**Problem to solve:**
Copy the records below exactly as they are written.

(Data records)
○ ○ ○ ○

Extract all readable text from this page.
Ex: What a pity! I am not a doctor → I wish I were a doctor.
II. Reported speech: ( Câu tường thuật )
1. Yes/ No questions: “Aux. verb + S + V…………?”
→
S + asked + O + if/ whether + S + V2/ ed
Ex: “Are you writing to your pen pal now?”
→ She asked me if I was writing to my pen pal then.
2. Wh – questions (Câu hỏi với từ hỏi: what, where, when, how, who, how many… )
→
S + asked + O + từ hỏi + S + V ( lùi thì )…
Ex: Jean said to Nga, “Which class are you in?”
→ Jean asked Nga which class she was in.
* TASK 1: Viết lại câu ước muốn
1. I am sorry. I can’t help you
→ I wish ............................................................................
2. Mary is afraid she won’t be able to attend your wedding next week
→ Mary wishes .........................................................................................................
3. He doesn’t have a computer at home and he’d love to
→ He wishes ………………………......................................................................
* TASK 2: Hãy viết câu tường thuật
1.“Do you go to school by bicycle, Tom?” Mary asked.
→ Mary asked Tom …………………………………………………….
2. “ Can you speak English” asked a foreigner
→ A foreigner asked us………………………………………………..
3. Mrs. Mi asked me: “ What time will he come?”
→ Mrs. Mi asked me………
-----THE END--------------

○ ○ ○ ○

**Result of the exercise:**
Extract all readable text from this page.
Ex: What a pity! I am not a doctor → I wish I were a doctor.
II. Reported speech: ( Câu tường thuật )
1. Yes/ No questions: “Aux. verb + S + V…………?”
→
S + asked + O + if/ whether + S + V2/ ed
Ex: “Are you writing to your pen pal now?”
→ She asked me if I was writing to my pen pal then.
2. Wh – questions (Câu hỏi với từ hỏi: what, where, when, how, who, how many… )
→
S + asked + O + từ hỏi + S + V ( lùi thì )…
Ex: Jean said to Nga, “Which class are you in?”
→ Jean asked Nga which class she was in.
* TASK 1: Viết lại câu ước muốn
1. I am sorry. I can’t help you
→ I wish ............................................................................
2. Mary is afraid she won’t be able to attend your wedding next week
→ Mary wishes .........................................................................................................
3. He doesn’t have a computer at home and he’d love to
→ He wishes ………………………......................................................................
* TASK 2: Hãy viết câu tường thuật
1.“Do you go to school by bicycle, Tom?” Mary asked.
→ Mary asked Tom …………………………………………………….
2. “ Can you speak English” asked a foreigner
→ A foreigner asked us………………………………………………..
3. Mrs. Mi asked me: “ What time will he come?”
→ Mrs. Mi asked me………
-----THE END--------------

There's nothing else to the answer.